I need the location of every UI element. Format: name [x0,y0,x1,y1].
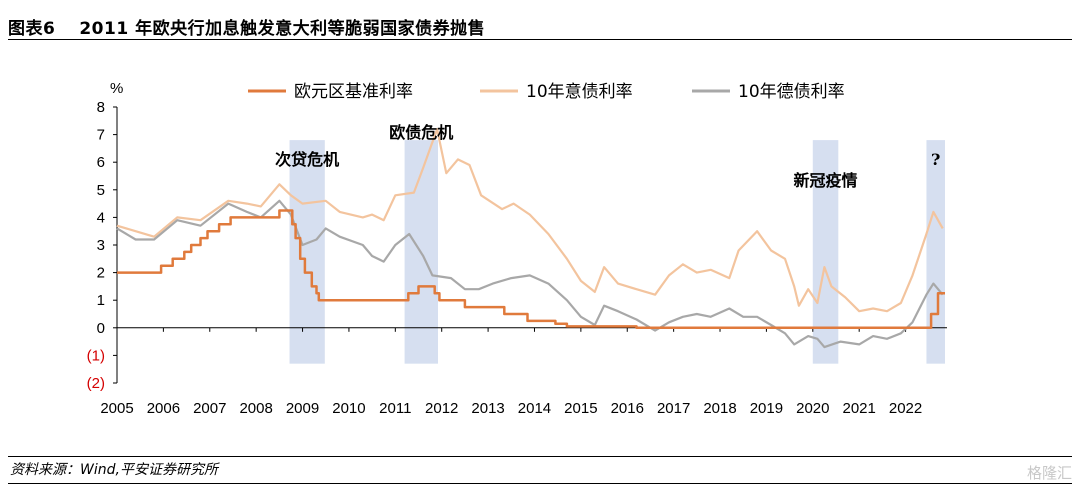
annotation-label: 新冠疫情 [794,171,858,190]
x-tick-label: 2006 [147,400,180,417]
highlight-bands [289,140,945,364]
figure-header: 图表6 2011 年欧央行加息触发意大利等脆弱国家债券抛售 [8,14,485,39]
y-tick-label: (2) [87,375,105,392]
watermark-logo: 格隆汇 [1026,464,1072,482]
highlight-band-0 [289,140,325,364]
y-tick-label: 7 [97,127,105,144]
legend-label: 10年意债利率 [526,82,633,102]
y-tick-label: 8 [97,99,105,116]
x-tick-label: 2016 [611,400,644,417]
y-unit-label: % [110,80,123,97]
chart-legend: 欧元区基准利率 10年意债利率 10年德债利率 [248,82,845,102]
x-tick-label: 2009 [286,400,319,417]
bottom-rule [8,483,1072,484]
series-lines [116,128,945,349]
annotation-label: 次贷危机 [275,150,339,169]
x-tick-label: 2019 [750,400,783,417]
y-tick-label: (1) [87,347,105,364]
y-axis-ticks: 8 7 6 5 4 3 2 1 0 (1) (2) [87,99,117,392]
y-tick-label: 6 [97,154,105,171]
highlight-band-2 [812,140,839,364]
series-line-0 [117,209,945,330]
y-tick-label: 3 [97,237,105,254]
x-tick-label: 2010 [332,400,365,417]
x-tick-label: 2013 [471,400,504,417]
series-line-1 [116,128,944,313]
x-tick-label: 2017 [657,400,690,417]
x-tick-label: 2022 [889,400,922,417]
x-tick-label: 2012 [425,400,458,417]
y-tick-label: 1 [97,292,105,309]
annotation-label: ? [931,150,940,169]
y-tick-label: 4 [97,209,105,226]
annotation-label: 欧债危机 [389,123,453,142]
figure-label: 图表6 [8,19,56,39]
header-rule [8,39,1072,40]
x-tick-label: 2018 [703,400,736,417]
x-tick-label: 2015 [564,400,597,417]
y-tick-label: 5 [97,182,105,199]
legend-label: 10年德债利率 [738,82,845,102]
footer-rule [8,456,1072,457]
x-tick-label: 2008 [239,400,272,417]
x-tick-label: 2005 [100,400,133,417]
line-chart: 8 7 6 5 4 3 2 1 0 (1) (2) 2005 2006 2007 2008 2009 2010… [87,80,947,417]
x-axis-ticks: 2005 2006 2007 2008 2009 2010 2011 2012 2013 2014… [100,327,922,417]
highlight-band-3 [926,140,945,364]
legend-label: 欧元区基准利率 [294,82,413,102]
x-tick-label: 2014 [518,400,551,417]
y-tick-label: 0 [97,320,105,337]
x-tick-label: 2021 [842,400,875,417]
x-tick-label: 2011 [379,400,411,417]
y-tick-label: 2 [97,265,105,282]
source-note: 资料来源：Wind,平安证券研究所 [10,462,218,478]
figure-title: 2011 年欧央行加息触发意大利等脆弱国家债券抛售 [79,19,486,39]
x-tick-label: 2020 [796,400,829,417]
x-tick-label: 2007 [193,400,226,417]
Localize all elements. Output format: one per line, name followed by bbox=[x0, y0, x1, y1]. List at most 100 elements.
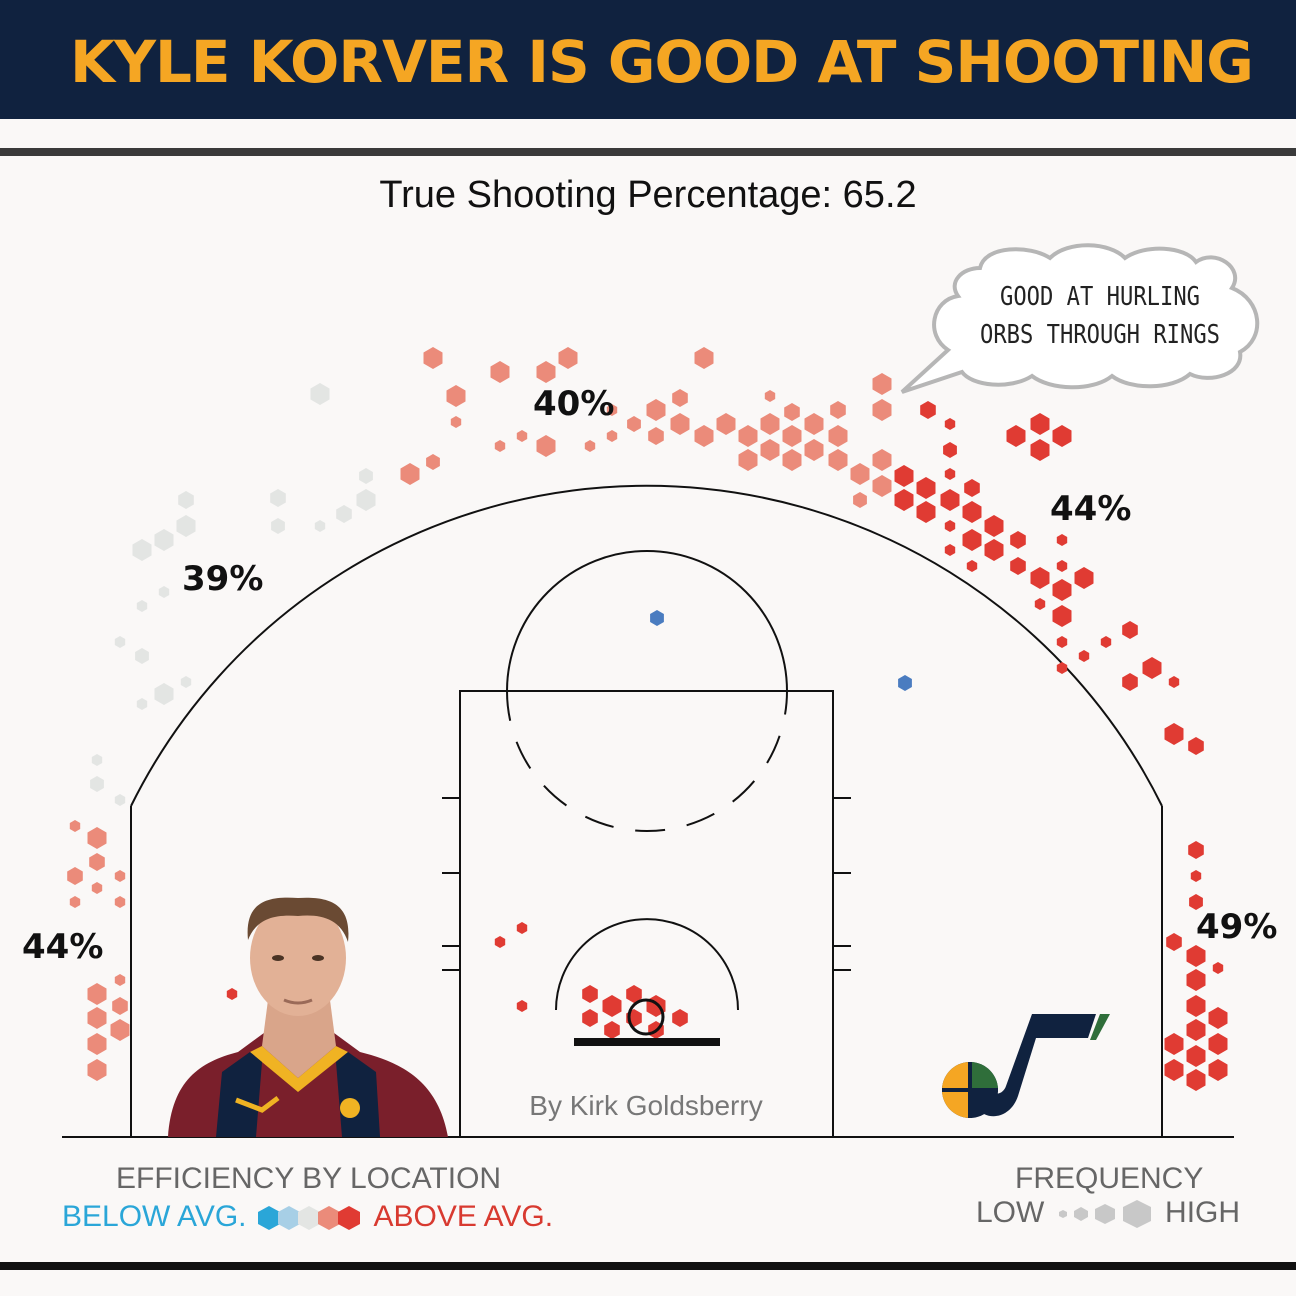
shot-hex bbox=[87, 827, 107, 849]
shot-hex bbox=[336, 505, 352, 523]
shot-hex bbox=[944, 520, 956, 532]
shot-hex bbox=[1052, 425, 1072, 447]
shot-hex bbox=[87, 1033, 107, 1055]
shot-hex bbox=[1100, 636, 1112, 648]
shot-hex bbox=[1188, 737, 1204, 755]
shot-hex bbox=[853, 492, 867, 508]
shot-hex bbox=[828, 425, 848, 447]
shot-hex bbox=[1030, 567, 1050, 589]
shot-hex bbox=[490, 361, 510, 383]
shot-hex bbox=[1056, 534, 1068, 546]
shot-hex bbox=[114, 636, 126, 648]
shot-hex bbox=[1164, 1059, 1184, 1081]
shot-hex bbox=[271, 518, 285, 534]
efficiency-legend: EFFICIENCY BY LOCATION bbox=[116, 1162, 501, 1196]
shot-hex bbox=[1122, 621, 1138, 639]
shot-hex bbox=[516, 1000, 528, 1012]
zone-label-top-key: 40% bbox=[533, 384, 614, 424]
bubble-line-1: GOOD AT HURLING bbox=[1000, 282, 1200, 312]
shot-hex bbox=[1030, 439, 1050, 461]
shot-hex bbox=[450, 416, 462, 428]
shot-hex bbox=[176, 515, 196, 537]
shot-hex bbox=[69, 896, 81, 908]
shot-hex bbox=[69, 820, 81, 832]
shot-hex bbox=[91, 754, 103, 766]
shot-hex bbox=[178, 491, 194, 509]
shot-hex bbox=[738, 449, 758, 471]
author-credit: By Kirk Goldsberry bbox=[529, 1090, 762, 1121]
shot-hex bbox=[114, 974, 126, 986]
shot-hex bbox=[1052, 605, 1072, 627]
paint bbox=[459, 690, 834, 1138]
shot-hex bbox=[112, 997, 128, 1015]
shot-hex bbox=[114, 896, 126, 908]
shot-hex bbox=[314, 520, 326, 532]
player-photo bbox=[168, 897, 448, 1137]
shot-hex bbox=[400, 463, 420, 485]
shot-hex bbox=[1074, 567, 1094, 589]
shot-hex bbox=[1056, 662, 1068, 674]
efficiency-scale: BELOW AVG. ABOVE AVG. bbox=[62, 1200, 553, 1234]
shot-hex bbox=[584, 440, 596, 452]
shot-hex bbox=[964, 479, 980, 497]
shot-hex bbox=[872, 373, 892, 395]
shot-hex bbox=[646, 399, 666, 421]
shot-hex bbox=[1166, 933, 1182, 951]
zone-label-left-corner: 44% bbox=[22, 927, 103, 967]
shot-hex bbox=[784, 403, 800, 421]
shot-hex bbox=[672, 1009, 688, 1027]
shot-hex bbox=[898, 675, 912, 691]
shot-hex bbox=[962, 529, 982, 551]
shot-hex bbox=[627, 416, 641, 432]
shot-hex bbox=[356, 489, 376, 511]
shot-hex bbox=[944, 468, 956, 480]
shot-hex bbox=[606, 404, 618, 416]
shot-hex bbox=[132, 539, 152, 561]
shot-hex bbox=[782, 449, 802, 471]
efficiency-scale-hexes bbox=[257, 1206, 360, 1231]
shot-hex bbox=[114, 870, 126, 882]
shot-hex bbox=[226, 988, 238, 1000]
shot-hex bbox=[423, 347, 443, 369]
chart-title: KYLE KORVER IS GOOD AT SHOOTING bbox=[70, 28, 1254, 96]
shot-hex bbox=[694, 425, 714, 447]
title-banner: KYLE KORVER IS GOOD AT SHOOTING bbox=[0, 0, 1296, 119]
shot-hex bbox=[944, 544, 956, 556]
shot-hex bbox=[1208, 1033, 1228, 1055]
shot-hex bbox=[310, 383, 330, 405]
below-avg-label: BELOW AVG. bbox=[62, 1200, 247, 1233]
shot-hex bbox=[110, 1019, 130, 1041]
restricted-area bbox=[555, 918, 739, 1011]
shot-hex bbox=[716, 413, 736, 435]
shot-hex bbox=[67, 867, 83, 885]
shot-hex bbox=[1188, 841, 1204, 859]
shot-hex bbox=[536, 435, 556, 457]
shot-hex bbox=[582, 1009, 598, 1027]
three-point-arc bbox=[130, 484, 1163, 807]
zone-label-right-wing: 44% bbox=[1050, 489, 1131, 529]
shot-hex bbox=[984, 515, 1004, 537]
shot-hex bbox=[894, 465, 914, 487]
shot-hex bbox=[944, 418, 956, 430]
zone-label-right-corner: 49% bbox=[1196, 907, 1277, 947]
shot-hex bbox=[850, 463, 870, 485]
shot-hex bbox=[804, 439, 824, 461]
shot-hex bbox=[872, 399, 892, 421]
shot-hex bbox=[536, 361, 556, 383]
shot-hex bbox=[916, 501, 936, 523]
shot-hex bbox=[916, 477, 936, 499]
shot-hex bbox=[158, 586, 170, 598]
shot-hex bbox=[943, 442, 957, 458]
shot-hex bbox=[1078, 650, 1090, 662]
hoop bbox=[574, 998, 720, 1046]
subtitle: True Shooting Percentage: 65.2 bbox=[379, 174, 917, 216]
efficiency-legend-title: EFFICIENCY BY LOCATION bbox=[116, 1162, 502, 1195]
above-avg-label: ABOVE AVG. bbox=[373, 1200, 554, 1233]
shot-hex bbox=[446, 385, 466, 407]
court-lines bbox=[62, 484, 1234, 1138]
speech-bubble: GOOD AT HURLING ORBS THROUGH RINGS bbox=[900, 243, 1260, 394]
shot-hex bbox=[830, 401, 846, 419]
shot-hex bbox=[154, 529, 174, 551]
shot-hex bbox=[1186, 945, 1206, 967]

## Directive
Copy the lines of the records word for word, starting with the line that contains "shot-hex bbox=[87, 827, 107, 849]" and ending after the line that contains "shot-hex bbox=[828, 425, 848, 447]".

## Written answer
shot-hex bbox=[87, 827, 107, 849]
shot-hex bbox=[336, 505, 352, 523]
shot-hex bbox=[944, 520, 956, 532]
shot-hex bbox=[1052, 425, 1072, 447]
shot-hex bbox=[87, 1033, 107, 1055]
shot-hex bbox=[1100, 636, 1112, 648]
shot-hex bbox=[1188, 737, 1204, 755]
shot-hex bbox=[853, 492, 867, 508]
shot-hex bbox=[828, 425, 848, 447]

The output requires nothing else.